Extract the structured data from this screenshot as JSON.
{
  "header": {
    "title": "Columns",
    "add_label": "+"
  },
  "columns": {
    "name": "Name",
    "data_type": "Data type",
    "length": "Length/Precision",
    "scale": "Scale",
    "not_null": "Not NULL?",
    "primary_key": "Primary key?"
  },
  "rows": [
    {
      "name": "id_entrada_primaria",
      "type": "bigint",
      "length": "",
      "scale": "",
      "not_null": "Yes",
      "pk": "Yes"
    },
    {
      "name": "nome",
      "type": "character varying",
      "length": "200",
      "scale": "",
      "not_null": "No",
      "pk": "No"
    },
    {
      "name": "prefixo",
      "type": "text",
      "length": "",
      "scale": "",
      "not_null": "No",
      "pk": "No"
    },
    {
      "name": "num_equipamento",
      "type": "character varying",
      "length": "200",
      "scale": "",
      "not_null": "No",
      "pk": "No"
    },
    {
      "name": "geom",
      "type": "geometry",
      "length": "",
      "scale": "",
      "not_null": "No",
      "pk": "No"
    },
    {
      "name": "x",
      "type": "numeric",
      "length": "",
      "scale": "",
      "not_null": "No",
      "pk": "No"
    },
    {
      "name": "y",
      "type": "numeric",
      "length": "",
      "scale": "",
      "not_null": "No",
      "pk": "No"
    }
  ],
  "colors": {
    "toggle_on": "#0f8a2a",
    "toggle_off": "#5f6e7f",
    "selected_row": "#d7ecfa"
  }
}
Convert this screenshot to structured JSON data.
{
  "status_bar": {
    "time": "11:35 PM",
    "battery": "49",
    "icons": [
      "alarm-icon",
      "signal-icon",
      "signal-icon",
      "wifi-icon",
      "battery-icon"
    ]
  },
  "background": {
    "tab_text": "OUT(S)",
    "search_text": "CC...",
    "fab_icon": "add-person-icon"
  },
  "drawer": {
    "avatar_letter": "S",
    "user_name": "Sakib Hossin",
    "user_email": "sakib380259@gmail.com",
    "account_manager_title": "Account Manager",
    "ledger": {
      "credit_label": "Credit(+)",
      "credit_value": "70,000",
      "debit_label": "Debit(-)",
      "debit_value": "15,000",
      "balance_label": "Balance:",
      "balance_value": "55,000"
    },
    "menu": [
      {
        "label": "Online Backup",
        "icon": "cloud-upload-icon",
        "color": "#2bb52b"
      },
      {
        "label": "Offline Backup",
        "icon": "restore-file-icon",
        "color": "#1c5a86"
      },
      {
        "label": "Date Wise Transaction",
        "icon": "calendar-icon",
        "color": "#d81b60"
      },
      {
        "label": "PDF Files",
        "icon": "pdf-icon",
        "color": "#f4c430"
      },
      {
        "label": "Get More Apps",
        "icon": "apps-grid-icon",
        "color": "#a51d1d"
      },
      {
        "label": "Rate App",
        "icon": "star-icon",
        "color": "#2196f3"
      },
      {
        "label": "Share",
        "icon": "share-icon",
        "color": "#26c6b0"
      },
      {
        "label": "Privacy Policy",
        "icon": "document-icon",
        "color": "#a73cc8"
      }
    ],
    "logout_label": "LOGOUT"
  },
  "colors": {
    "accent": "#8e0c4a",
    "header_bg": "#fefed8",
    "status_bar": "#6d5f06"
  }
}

### Task to complete
Each line of the material above must be retyped precisely.

### Reply to the task
Extract the structured data from this screenshot as JSON.
{
  "header": {
    "title": "Columns",
    "add_label": "+"
  },
  "columns": {
    "name": "Name",
    "data_type": "Data type",
    "length": "Length/Precision",
    "scale": "Scale",
    "not_null": "Not NULL?",
    "primary_key": "Primary key?"
  },
  "rows": [
    {
      "name": "id_entrada_primaria",
      "type": "bigint",
      "length": "",
      "scale": "",
      "not_null": "Yes",
      "pk": "Yes"
    },
    {
      "name": "nome",
      "type": "character varying",
      "length": "200",
      "scale": "",
      "not_null": "No",
      "pk": "No"
    },
    {
      "name": "prefixo",
      "type": "text",
      "length": "",
      "scale": "",
      "not_null": "No",
      "pk": "No"
    },
    {
      "name": "num_equipamento",
      "type": "character varying",
      "length": "200",
      "scale": "",
      "not_null": "No",
      "pk": "No"
    },
    {
      "name": "geom",
      "type": "geometry",
      "length": "",
      "scale": "",
      "not_null": "No",
      "pk": "No"
    },
    {
      "name": "x",
      "type": "numeric",
      "length": "",
      "scale": "",
      "not_null": "No",
      "pk": "No"
    },
    {
      "name": "y",
      "type": "numeric",
      "length": "",
      "scale": "",
      "not_null": "No",
      "pk": "No"
    }
  ],
  "colors": {
    "toggle_on": "#0f8a2a",
    "toggle_off": "#5f6e7f",
    "selected_row": "#d7ecfa"
  }
}
Convert this screenshot to structured JSON data.
{
  "status_bar": {
    "time": "11:35 PM",
    "battery": "49",
    "icons": [
      "alarm-icon",
      "signal-icon",
      "signal-icon",
      "wifi-icon",
      "battery-icon"
    ]
  },
  "background": {
    "tab_text": "OUT(S)",
    "search_text": "CC...",
    "fab_icon": "add-person-icon"
  },
  "drawer": {
    "avatar_letter": "S",
    "user_name": "Sakib Hossin",
    "user_email": "sakib380259@gmail.com",
    "account_manager_title": "Account Manager",
    "ledger": {
      "credit_label": "Credit(+)",
      "credit_value": "70,000",
      "debit_label": "Debit(-)",
      "debit_value": "15,000",
      "balance_label": "Balance:",
      "balance_value": "55,000"
    },
    "menu": [
      {
        "label": "Online Backup",
        "icon": "cloud-upload-icon",
        "color": "#2bb52b"
      },
      {
        "label": "Offline Backup",
        "icon": "restore-file-icon",
        "color": "#1c5a86"
      },
      {
        "label": "Date Wise Transaction",
        "icon": "calendar-icon",
        "color": "#d81b60"
      },
      {
        "label": "PDF Files",
        "icon": "pdf-icon",
        "color": "#f4c430"
      },
      {
        "label": "Get More Apps",
        "icon": "apps-grid-icon",
        "color": "#a51d1d"
      },
      {
        "label": "Rate App",
        "icon": "star-icon",
        "color": "#2196f3"
      },
      {
        "label": "Share",
        "icon": "share-icon",
        "color": "#26c6b0"
      },
      {
        "label": "Privacy Policy",
        "icon": "document-icon",
        "color": "#a73cc8"
      }
    ],
    "logout_label": "LOGOUT"
  },
  "colors": {
    "accent": "#8e0c4a",
    "header_bg": "#fefed8",
    "status_bar": "#6d5f06"
  }
}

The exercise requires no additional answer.